[START OF INPUT FOR THIS TASK]

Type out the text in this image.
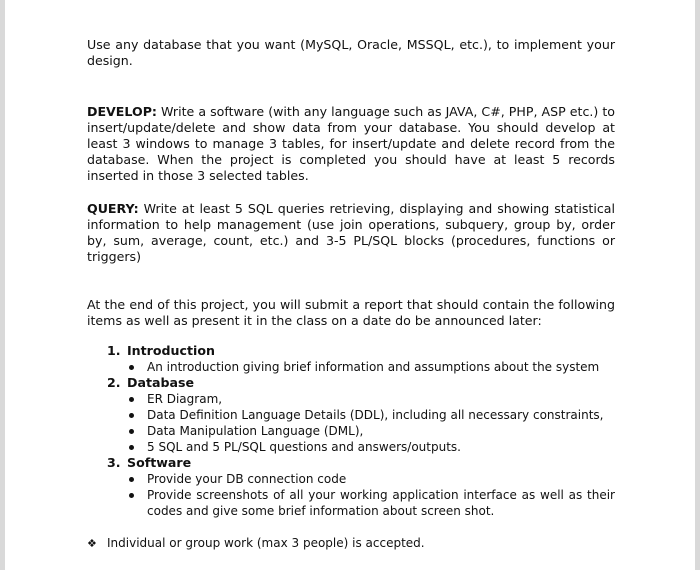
Use any database that you want (MySQL, Oracle, MSSQL, etc.), to implement your design.

DEVELOP: Write a software (with any language such as JAVA, C#, PHP, ASP etc.) to insert/update/delete and show data from your database. You should develop at least 3 windows to manage 3 tables, for insert/update and delete record from the database. When the project is completed you should have at least 5 records inserted in those 3 selected tables.

QUERY: Write at least 5 SQL queries retrieving, displaying and showing statistical information to help management (use join operations, subquery, group by, order by, sum, average, count, etc.) and 3-5 PL/SQL blocks (procedures, functions or triggers)

At the end of this project, you will submit a report that should contain the following items as well as present it in the class on a date do be announced later:

1. Introduction
An introduction giving brief information and assumptions about the system
2. Database
ER Diagram,
Data Definition Language Details (DDL), including all necessary constraints,
Data Manipulation Language (DML),
5 SQL and 5 PL/SQL questions and answers/outputs.
3. Software
Provide your DB connection code
Provide screenshots of all your working application interface as well as their codes and give some brief information about screen shot.
❖ Individual or group work (max 3 people) is accepted.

[END OF INPUT FOR THIS TASK]

◆ TASK INSTRUCTIONS
Using the listing above, gather each line that holds the string "your" and copy it.

◆ SOLUTION FOR THIS PROBLEM
Use any database that you want (MySQL, Oracle, MSSQL, etc.), to implement your design.
DEVELOP: Write a software (with any language such as JAVA, C#, PHP, ASP etc.) to insert/update/delete and show data from your database. You should develop at least 3 windows to manage 3 tables, for insert/update and delete record from the database. When the project is completed you should have at least 5 records inserted in those 3 selected tables.
Provide your DB connection code
Provide screenshots of all your working application interface as well as their codes and give some brief information about screen shot.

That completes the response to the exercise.